Chart and figure data

--

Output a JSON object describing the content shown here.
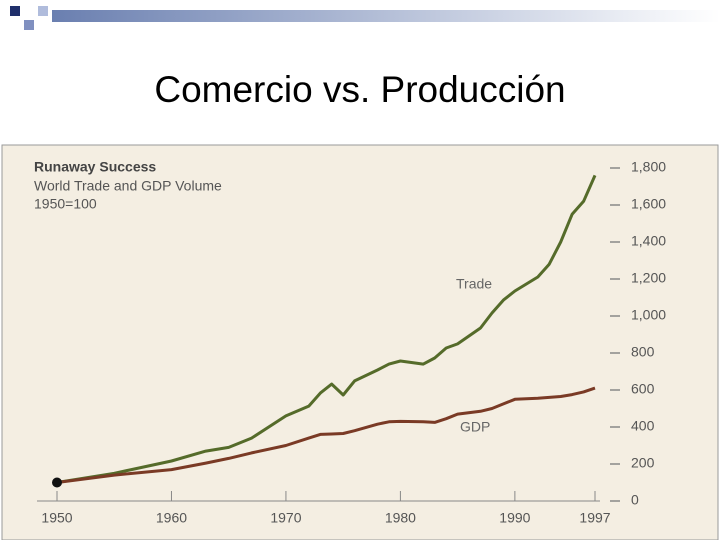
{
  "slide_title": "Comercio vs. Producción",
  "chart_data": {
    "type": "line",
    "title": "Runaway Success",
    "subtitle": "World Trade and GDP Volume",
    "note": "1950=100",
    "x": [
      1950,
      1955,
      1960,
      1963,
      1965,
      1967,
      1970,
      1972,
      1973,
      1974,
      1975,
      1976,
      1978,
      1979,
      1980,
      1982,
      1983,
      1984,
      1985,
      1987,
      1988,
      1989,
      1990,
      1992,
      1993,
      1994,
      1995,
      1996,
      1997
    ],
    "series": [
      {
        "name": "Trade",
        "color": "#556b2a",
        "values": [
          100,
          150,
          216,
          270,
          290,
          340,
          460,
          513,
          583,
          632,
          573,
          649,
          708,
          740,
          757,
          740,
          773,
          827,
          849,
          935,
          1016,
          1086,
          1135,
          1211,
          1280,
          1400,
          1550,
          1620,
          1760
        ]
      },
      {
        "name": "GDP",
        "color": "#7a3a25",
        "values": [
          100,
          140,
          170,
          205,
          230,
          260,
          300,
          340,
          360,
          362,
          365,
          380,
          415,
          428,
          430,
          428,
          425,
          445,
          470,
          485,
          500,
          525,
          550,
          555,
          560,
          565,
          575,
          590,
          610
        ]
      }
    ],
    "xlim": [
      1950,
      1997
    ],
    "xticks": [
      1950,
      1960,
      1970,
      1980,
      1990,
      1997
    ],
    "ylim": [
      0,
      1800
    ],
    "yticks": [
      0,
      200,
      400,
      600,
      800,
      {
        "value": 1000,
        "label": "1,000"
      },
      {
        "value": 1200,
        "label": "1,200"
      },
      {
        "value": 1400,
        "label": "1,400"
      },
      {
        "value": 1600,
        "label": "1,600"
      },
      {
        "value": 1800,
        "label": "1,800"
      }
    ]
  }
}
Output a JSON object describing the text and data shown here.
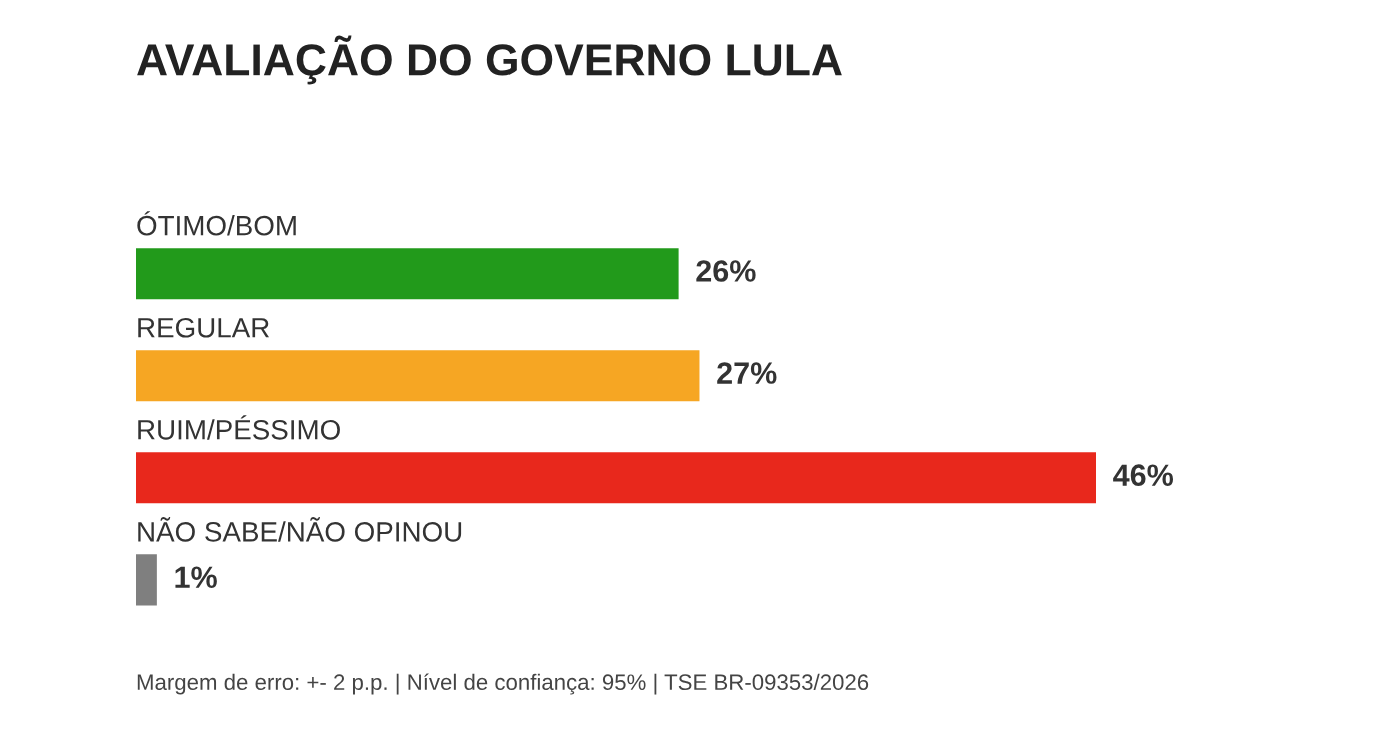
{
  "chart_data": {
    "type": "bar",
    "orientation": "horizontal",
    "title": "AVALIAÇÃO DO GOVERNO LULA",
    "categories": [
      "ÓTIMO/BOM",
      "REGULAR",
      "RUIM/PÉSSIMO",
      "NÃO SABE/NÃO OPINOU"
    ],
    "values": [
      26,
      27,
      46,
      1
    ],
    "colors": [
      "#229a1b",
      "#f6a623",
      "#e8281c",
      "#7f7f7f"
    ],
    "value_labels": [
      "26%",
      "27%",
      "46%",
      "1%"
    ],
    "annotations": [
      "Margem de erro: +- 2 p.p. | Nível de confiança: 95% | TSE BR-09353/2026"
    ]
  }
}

--

## [Stated problem]
Output the data exactly. Pictures don't belong in the result.

## [Exercise result]
Output a JSON object describing the content shown here.
{
  "slide_title": "Comercio vs. Producción",
  "chart_data": {
    "type": "line",
    "title": "Runaway Success",
    "subtitle": "World Trade and GDP Volume",
    "note": "1950=100",
    "x": [
      1950,
      1955,
      1960,
      1963,
      1965,
      1967,
      1970,
      1972,
      1973,
      1974,
      1975,
      1976,
      1978,
      1979,
      1980,
      1982,
      1983,
      1984,
      1985,
      1987,
      1988,
      1989,
      1990,
      1992,
      1993,
      1994,
      1995,
      1996,
      1997
    ],
    "series": [
      {
        "name": "Trade",
        "color": "#556b2a",
        "values": [
          100,
          150,
          216,
          270,
          290,
          340,
          460,
          513,
          583,
          632,
          573,
          649,
          708,
          740,
          757,
          740,
          773,
          827,
          849,
          935,
          1016,
          1086,
          1135,
          1211,
          1280,
          1400,
          1550,
          1620,
          1760
        ]
      },
      {
        "name": "GDP",
        "color": "#7a3a25",
        "values": [
          100,
          140,
          170,
          205,
          230,
          260,
          300,
          340,
          360,
          362,
          365,
          380,
          415,
          428,
          430,
          428,
          425,
          445,
          470,
          485,
          500,
          525,
          550,
          555,
          560,
          565,
          575,
          590,
          610
        ]
      }
    ],
    "xlim": [
      1950,
      1997
    ],
    "xticks": [
      1950,
      1960,
      1970,
      1980,
      1990,
      1997
    ],
    "ylim": [
      0,
      1800
    ],
    "yticks": [
      0,
      200,
      400,
      600,
      800,
      {
        "value": 1000,
        "label": "1,000"
      },
      {
        "value": 1200,
        "label": "1,200"
      },
      {
        "value": 1400,
        "label": "1,400"
      },
      {
        "value": 1600,
        "label": "1,600"
      },
      {
        "value": 1800,
        "label": "1,800"
      }
    ]
  }
}
Output a JSON object describing the text and data shown here.
{
  "chart_data": {
    "type": "bar",
    "orientation": "horizontal",
    "title": "AVALIAÇÃO DO GOVERNO LULA",
    "categories": [
      "ÓTIMO/BOM",
      "REGULAR",
      "RUIM/PÉSSIMO",
      "NÃO SABE/NÃO OPINOU"
    ],
    "values": [
      26,
      27,
      46,
      1
    ],
    "colors": [
      "#229a1b",
      "#f6a623",
      "#e8281c",
      "#7f7f7f"
    ],
    "value_labels": [
      "26%",
      "27%",
      "46%",
      "1%"
    ],
    "annotations": [
      "Margem de erro: +- 2 p.p. | Nível de confiança: 95% | TSE BR-09353/2026"
    ]
  }
}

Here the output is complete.